━━━ Exercise data ━━━

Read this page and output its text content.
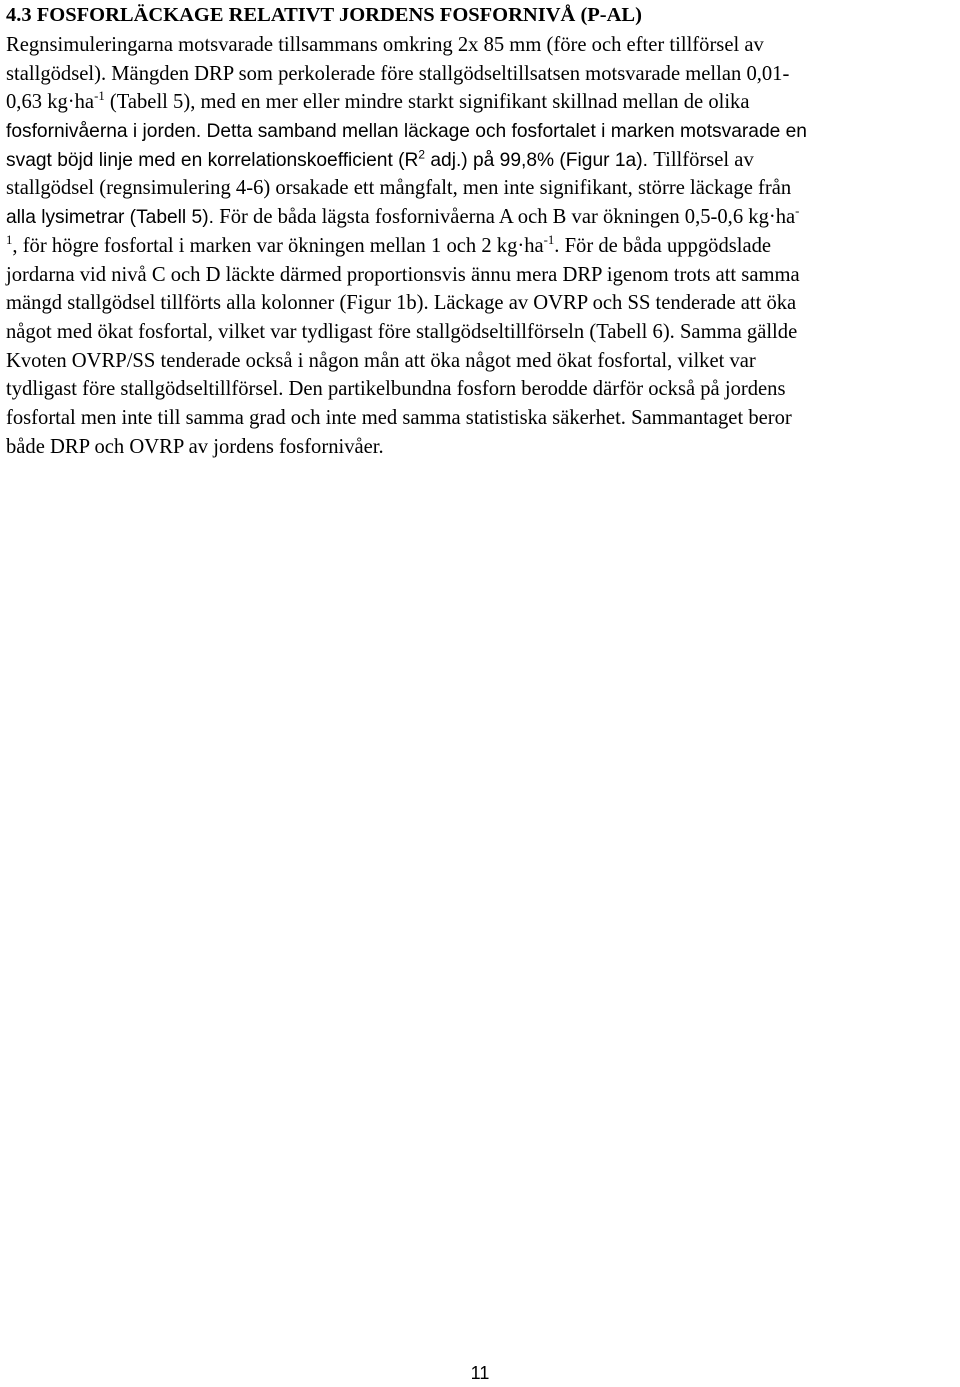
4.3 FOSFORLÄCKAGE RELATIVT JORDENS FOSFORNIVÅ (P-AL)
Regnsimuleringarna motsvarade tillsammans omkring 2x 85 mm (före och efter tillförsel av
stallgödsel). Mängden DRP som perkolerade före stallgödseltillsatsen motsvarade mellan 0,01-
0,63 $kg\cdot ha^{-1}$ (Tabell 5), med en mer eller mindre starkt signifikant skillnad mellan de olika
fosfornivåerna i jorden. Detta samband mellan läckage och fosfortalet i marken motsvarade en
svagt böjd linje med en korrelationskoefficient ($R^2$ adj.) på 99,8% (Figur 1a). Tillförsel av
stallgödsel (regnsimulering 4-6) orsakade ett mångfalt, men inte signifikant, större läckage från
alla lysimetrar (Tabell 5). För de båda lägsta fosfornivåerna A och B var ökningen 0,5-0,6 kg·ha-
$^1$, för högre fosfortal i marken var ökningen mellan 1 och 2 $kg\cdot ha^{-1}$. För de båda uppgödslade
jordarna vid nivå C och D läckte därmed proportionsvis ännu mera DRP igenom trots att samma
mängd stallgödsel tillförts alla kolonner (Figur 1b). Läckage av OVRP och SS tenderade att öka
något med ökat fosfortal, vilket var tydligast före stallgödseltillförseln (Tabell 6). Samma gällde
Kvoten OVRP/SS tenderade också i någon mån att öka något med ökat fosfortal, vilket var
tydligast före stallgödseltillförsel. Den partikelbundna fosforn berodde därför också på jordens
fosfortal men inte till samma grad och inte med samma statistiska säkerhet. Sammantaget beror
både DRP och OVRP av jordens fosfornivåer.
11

━━━
━━━ Exercise data ━━━

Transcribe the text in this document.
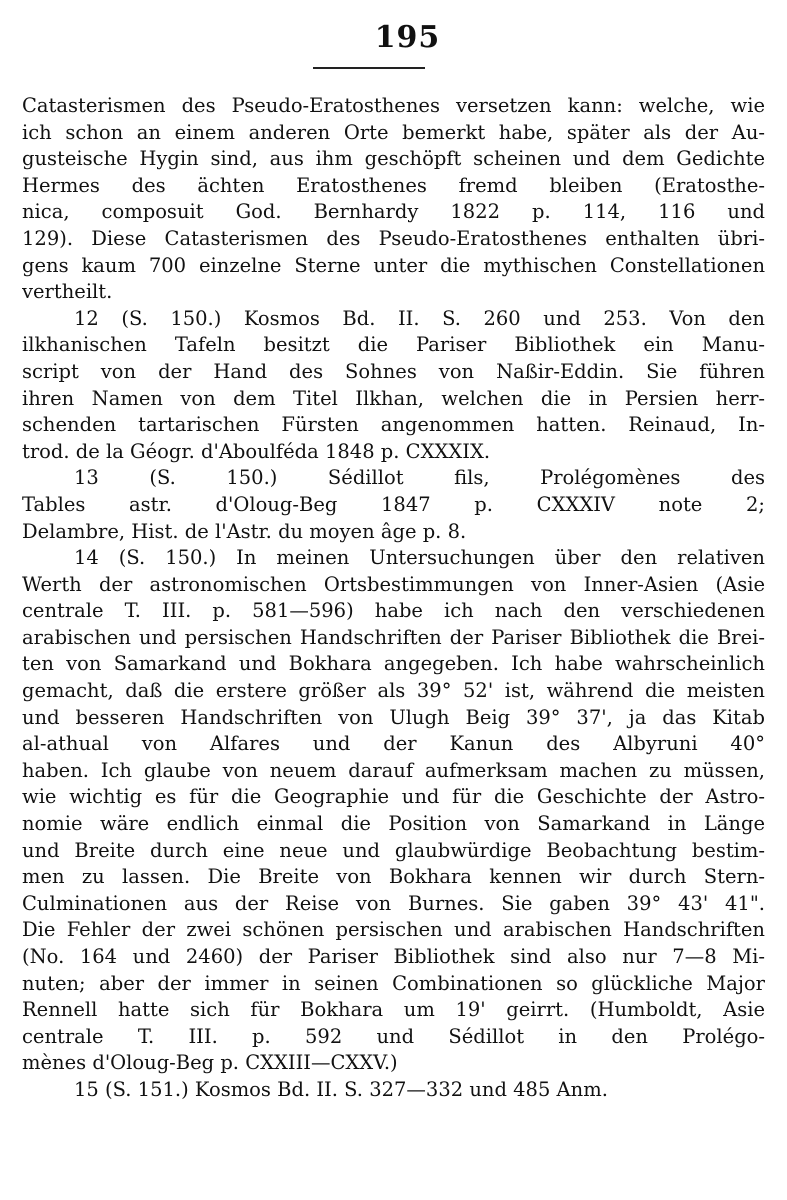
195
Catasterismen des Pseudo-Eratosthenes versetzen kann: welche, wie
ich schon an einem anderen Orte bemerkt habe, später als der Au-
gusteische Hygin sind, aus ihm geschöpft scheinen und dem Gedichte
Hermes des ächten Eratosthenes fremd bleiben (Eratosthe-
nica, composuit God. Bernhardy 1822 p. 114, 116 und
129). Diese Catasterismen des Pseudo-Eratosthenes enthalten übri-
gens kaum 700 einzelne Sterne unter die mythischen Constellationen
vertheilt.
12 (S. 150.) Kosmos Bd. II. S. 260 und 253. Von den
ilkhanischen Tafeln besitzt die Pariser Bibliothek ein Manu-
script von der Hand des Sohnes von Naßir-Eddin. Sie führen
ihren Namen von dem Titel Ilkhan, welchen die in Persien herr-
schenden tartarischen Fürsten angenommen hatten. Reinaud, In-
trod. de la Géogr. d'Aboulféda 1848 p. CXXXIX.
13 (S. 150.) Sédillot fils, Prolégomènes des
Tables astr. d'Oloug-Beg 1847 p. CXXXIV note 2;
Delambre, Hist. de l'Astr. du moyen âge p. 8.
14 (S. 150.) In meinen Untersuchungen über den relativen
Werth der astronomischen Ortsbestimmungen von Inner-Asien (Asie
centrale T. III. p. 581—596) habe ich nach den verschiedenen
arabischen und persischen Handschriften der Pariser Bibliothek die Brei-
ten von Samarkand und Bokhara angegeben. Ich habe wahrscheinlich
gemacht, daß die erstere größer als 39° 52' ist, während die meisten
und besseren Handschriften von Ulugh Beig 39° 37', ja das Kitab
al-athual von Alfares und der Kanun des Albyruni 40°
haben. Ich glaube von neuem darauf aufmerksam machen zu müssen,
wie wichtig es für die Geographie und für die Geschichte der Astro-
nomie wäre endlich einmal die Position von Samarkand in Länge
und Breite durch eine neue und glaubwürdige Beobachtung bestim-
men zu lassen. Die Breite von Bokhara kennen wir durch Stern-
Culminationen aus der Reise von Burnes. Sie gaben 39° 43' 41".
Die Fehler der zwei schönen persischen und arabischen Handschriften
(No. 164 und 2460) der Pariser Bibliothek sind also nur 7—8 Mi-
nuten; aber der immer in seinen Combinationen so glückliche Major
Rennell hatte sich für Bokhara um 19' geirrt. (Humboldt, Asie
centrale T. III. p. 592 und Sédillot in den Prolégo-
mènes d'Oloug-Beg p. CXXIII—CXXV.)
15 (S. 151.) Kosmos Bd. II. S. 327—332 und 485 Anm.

━━━
━━━ Exercise data ━━━

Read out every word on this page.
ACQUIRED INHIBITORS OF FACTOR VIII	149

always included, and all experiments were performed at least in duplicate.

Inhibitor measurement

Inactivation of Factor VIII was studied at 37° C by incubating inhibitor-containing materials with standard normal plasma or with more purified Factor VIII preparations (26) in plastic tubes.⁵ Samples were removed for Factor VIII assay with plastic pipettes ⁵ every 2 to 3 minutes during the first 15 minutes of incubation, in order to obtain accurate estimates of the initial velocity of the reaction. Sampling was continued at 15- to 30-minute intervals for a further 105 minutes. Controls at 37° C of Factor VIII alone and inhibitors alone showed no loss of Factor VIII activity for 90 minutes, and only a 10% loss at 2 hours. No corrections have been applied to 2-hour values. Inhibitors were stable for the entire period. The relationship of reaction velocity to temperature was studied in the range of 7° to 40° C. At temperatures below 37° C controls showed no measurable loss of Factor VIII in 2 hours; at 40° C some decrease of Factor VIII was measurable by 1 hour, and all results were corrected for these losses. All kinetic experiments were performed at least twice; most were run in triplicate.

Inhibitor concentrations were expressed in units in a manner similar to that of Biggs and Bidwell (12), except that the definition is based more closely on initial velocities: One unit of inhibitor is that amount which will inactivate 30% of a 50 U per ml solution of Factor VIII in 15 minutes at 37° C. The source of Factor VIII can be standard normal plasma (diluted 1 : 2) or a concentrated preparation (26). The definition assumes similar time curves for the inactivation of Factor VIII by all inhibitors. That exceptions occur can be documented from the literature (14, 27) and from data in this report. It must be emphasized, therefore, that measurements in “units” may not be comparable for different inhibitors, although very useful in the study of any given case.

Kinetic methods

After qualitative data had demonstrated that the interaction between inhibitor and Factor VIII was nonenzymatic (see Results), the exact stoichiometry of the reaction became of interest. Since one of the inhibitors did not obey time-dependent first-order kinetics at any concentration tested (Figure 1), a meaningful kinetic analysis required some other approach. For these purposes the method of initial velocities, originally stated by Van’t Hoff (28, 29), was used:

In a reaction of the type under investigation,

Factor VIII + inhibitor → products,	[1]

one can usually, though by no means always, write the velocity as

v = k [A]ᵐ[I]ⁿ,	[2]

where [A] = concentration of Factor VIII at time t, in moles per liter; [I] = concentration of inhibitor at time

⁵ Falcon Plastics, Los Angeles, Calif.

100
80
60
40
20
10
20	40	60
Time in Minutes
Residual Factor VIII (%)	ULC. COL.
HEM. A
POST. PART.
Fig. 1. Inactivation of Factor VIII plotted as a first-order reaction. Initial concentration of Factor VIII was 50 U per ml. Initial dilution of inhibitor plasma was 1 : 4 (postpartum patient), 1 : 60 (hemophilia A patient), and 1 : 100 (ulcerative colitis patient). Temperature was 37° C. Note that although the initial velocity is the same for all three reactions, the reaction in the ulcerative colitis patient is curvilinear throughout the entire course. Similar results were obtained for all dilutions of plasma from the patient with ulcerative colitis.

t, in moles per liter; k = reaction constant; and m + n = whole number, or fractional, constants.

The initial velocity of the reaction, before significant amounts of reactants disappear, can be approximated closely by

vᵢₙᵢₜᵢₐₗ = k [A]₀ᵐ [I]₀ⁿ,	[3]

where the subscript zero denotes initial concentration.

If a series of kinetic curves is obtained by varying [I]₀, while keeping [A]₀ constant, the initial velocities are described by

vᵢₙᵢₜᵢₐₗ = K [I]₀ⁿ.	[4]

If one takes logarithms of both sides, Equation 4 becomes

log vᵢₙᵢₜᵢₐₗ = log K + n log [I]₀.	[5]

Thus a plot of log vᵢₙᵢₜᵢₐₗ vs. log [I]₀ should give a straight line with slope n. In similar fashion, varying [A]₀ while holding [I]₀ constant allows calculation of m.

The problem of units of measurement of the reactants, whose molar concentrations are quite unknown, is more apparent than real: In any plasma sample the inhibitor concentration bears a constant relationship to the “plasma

━━━

_What you should do_
Look over the records above, and wherever a line contains the string "durch", copy that line.

_Reply to the exercise_
und Breite durch eine neue und glaubwürdige Beobachtung bestim-
men zu lassen. Die Breite von Bokhara kennen wir durch Stern-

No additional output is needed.